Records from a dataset
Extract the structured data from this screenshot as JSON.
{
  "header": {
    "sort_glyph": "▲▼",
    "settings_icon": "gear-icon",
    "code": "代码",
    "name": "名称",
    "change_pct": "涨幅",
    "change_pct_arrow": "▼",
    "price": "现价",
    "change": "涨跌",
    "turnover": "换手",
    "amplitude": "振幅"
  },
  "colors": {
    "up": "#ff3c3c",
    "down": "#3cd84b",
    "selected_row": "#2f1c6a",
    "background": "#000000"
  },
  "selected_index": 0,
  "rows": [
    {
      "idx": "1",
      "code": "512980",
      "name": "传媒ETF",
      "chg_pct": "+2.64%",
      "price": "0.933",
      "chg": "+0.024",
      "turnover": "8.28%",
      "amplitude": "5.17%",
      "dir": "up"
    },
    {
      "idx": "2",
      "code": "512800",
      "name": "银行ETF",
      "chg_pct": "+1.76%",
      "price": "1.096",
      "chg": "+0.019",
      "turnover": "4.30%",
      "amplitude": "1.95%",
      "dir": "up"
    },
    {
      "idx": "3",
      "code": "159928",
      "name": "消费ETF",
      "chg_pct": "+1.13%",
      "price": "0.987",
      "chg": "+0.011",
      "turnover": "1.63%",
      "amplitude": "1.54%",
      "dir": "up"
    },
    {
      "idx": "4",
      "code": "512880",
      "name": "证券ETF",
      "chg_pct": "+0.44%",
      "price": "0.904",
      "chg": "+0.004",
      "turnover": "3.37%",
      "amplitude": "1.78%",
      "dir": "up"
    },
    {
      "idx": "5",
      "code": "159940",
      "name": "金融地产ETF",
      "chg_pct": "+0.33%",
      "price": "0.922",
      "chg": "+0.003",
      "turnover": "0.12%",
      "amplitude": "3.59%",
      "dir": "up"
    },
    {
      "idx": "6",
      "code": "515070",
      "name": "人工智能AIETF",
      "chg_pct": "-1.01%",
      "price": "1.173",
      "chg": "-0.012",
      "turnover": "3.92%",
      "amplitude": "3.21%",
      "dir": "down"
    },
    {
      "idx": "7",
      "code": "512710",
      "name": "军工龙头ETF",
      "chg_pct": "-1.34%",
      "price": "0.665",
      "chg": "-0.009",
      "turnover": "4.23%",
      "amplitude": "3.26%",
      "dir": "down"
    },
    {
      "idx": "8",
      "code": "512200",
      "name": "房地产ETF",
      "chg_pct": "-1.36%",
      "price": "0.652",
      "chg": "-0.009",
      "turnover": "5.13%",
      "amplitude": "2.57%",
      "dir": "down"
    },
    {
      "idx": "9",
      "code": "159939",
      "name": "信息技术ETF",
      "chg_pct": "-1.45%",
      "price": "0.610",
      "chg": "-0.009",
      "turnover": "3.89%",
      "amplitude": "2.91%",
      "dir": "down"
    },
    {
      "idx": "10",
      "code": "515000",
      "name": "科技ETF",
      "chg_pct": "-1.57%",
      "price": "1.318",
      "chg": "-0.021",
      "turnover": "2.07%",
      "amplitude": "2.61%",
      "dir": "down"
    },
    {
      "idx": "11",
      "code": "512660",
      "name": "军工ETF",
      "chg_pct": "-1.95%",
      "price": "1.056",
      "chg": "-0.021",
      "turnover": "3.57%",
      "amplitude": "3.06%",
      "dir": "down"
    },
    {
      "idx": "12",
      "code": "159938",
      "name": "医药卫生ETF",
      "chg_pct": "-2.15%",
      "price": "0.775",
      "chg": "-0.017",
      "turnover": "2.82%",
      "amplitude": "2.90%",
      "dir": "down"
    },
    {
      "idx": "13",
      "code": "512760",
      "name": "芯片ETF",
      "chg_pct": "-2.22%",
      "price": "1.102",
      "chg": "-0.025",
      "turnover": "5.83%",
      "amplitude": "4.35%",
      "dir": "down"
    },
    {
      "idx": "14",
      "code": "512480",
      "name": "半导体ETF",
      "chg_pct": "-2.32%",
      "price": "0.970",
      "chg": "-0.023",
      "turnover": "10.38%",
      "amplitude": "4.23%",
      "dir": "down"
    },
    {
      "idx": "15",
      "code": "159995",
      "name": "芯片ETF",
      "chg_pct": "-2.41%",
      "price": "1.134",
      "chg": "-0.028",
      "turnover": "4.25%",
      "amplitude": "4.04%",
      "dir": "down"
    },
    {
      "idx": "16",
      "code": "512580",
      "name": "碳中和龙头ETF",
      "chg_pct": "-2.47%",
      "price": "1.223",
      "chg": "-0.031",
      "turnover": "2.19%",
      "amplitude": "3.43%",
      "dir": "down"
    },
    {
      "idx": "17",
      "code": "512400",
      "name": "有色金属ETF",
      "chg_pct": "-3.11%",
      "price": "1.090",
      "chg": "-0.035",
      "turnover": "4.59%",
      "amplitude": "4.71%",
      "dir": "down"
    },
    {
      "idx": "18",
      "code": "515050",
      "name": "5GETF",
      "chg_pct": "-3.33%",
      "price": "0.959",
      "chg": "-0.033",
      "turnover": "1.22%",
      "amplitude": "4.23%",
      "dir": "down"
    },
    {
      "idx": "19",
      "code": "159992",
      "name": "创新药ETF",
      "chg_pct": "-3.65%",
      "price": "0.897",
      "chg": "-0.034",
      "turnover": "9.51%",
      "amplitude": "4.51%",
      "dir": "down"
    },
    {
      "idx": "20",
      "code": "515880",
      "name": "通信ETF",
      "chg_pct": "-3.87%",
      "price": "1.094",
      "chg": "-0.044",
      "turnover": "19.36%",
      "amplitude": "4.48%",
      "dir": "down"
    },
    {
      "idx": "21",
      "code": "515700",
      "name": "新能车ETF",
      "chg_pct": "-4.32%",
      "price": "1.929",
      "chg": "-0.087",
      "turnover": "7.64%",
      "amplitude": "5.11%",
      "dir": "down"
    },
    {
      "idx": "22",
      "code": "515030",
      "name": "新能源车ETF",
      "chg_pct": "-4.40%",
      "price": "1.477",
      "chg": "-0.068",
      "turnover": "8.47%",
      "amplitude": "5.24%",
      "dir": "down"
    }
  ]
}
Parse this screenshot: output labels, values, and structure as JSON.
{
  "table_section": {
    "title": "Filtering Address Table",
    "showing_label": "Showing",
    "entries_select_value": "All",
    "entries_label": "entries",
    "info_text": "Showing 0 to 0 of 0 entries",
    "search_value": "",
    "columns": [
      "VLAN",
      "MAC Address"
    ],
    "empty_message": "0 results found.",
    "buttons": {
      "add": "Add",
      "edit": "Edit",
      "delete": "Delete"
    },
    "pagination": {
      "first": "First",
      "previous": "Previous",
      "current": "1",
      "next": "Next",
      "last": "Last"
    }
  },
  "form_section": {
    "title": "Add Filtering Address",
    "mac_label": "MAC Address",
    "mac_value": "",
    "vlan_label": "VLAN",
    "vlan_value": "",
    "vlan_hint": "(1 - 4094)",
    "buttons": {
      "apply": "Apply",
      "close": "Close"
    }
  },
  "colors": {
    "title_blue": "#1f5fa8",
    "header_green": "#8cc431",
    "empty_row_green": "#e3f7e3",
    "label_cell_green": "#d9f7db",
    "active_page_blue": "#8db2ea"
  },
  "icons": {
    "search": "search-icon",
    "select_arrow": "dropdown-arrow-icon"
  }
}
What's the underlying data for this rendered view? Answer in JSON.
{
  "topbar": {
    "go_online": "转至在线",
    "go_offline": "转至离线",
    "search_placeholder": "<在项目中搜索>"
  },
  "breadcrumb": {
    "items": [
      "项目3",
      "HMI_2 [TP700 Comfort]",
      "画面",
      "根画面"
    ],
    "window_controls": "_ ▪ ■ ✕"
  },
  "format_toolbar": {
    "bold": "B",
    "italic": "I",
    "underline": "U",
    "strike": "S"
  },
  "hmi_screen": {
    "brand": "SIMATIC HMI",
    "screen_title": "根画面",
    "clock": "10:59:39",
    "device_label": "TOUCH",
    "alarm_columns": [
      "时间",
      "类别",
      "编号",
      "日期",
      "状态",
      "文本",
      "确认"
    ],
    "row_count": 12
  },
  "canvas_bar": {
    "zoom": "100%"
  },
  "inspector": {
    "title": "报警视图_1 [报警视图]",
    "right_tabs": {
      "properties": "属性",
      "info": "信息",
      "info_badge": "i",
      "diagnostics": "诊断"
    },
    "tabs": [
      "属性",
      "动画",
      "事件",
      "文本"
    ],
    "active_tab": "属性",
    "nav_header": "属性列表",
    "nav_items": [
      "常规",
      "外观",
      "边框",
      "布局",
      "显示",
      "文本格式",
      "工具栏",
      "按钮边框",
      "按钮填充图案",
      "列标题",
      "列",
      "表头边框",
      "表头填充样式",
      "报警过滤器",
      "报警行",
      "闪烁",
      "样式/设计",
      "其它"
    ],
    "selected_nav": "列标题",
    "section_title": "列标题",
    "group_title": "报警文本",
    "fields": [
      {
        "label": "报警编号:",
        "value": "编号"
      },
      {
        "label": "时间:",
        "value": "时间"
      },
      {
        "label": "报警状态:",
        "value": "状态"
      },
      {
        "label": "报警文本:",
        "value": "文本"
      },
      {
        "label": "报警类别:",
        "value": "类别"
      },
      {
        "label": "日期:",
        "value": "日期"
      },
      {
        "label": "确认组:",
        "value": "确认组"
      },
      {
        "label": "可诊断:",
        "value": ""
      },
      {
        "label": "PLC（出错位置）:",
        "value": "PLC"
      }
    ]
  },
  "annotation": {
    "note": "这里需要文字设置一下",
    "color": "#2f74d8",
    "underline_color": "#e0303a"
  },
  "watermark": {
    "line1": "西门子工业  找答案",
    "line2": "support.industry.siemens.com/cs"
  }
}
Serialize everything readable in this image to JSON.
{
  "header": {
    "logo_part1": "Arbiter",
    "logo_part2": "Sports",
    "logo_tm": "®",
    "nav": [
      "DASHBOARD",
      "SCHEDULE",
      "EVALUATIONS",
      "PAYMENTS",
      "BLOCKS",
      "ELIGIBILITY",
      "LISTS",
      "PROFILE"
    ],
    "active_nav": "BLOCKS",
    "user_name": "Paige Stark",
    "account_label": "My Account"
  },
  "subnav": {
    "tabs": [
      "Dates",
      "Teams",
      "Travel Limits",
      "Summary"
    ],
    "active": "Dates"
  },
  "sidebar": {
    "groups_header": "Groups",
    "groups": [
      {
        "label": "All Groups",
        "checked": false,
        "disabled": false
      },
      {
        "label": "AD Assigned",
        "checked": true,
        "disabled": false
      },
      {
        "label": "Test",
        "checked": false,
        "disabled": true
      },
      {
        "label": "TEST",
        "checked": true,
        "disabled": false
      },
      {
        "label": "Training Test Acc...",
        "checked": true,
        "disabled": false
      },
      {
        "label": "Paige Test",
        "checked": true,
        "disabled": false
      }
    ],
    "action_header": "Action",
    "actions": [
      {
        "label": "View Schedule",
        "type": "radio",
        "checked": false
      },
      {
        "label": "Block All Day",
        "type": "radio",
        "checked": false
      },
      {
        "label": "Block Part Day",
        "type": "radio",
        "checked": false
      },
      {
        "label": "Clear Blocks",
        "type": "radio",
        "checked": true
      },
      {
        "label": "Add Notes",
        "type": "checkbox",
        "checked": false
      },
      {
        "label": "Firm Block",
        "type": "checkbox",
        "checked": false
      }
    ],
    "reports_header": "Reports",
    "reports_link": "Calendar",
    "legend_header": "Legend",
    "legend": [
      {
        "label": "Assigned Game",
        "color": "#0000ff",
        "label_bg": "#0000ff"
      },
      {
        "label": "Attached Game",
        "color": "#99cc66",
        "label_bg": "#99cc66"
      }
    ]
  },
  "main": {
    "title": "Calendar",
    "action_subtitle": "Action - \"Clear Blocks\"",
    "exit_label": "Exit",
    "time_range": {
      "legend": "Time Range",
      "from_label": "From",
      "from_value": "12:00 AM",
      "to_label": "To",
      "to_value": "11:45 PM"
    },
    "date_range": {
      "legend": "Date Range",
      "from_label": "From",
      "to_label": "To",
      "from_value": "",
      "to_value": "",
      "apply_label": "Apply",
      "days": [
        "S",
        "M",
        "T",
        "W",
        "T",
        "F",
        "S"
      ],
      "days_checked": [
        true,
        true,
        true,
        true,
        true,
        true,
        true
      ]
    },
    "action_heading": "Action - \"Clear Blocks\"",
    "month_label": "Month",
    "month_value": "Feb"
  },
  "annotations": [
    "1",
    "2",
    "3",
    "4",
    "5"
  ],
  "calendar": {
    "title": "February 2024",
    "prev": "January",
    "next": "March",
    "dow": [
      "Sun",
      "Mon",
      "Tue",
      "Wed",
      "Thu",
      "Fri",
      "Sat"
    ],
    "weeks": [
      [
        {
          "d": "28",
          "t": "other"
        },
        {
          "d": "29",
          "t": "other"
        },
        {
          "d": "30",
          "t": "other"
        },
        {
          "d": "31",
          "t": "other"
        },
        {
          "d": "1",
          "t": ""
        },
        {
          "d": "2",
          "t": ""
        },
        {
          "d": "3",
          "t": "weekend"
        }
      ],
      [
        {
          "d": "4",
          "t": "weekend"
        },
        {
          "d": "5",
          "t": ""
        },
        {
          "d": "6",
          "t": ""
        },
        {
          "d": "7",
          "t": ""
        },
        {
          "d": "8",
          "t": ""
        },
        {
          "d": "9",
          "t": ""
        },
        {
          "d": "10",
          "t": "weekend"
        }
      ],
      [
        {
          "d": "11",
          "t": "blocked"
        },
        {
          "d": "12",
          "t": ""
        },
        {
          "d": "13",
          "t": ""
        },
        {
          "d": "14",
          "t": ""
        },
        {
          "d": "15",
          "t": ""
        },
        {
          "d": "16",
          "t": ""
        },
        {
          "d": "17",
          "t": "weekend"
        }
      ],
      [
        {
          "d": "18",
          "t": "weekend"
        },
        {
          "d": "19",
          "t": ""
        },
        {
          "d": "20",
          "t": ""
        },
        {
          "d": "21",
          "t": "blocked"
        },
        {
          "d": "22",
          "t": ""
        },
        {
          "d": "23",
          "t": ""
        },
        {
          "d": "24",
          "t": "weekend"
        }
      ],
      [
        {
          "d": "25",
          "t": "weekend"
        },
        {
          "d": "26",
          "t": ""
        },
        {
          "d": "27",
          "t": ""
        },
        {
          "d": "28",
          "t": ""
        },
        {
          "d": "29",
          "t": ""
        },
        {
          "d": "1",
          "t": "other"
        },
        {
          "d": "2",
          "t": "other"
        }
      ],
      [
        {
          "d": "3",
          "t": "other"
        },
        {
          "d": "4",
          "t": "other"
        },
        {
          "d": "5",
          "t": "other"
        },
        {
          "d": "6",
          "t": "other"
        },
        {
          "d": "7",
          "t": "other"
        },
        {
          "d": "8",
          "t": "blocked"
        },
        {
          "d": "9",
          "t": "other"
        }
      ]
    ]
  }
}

» **To do**:
Search the lines for the string "Game" and copy every line that has it.

» **Complete answer**:
        "label": "Assigned Game",
        "label": "Attached Game",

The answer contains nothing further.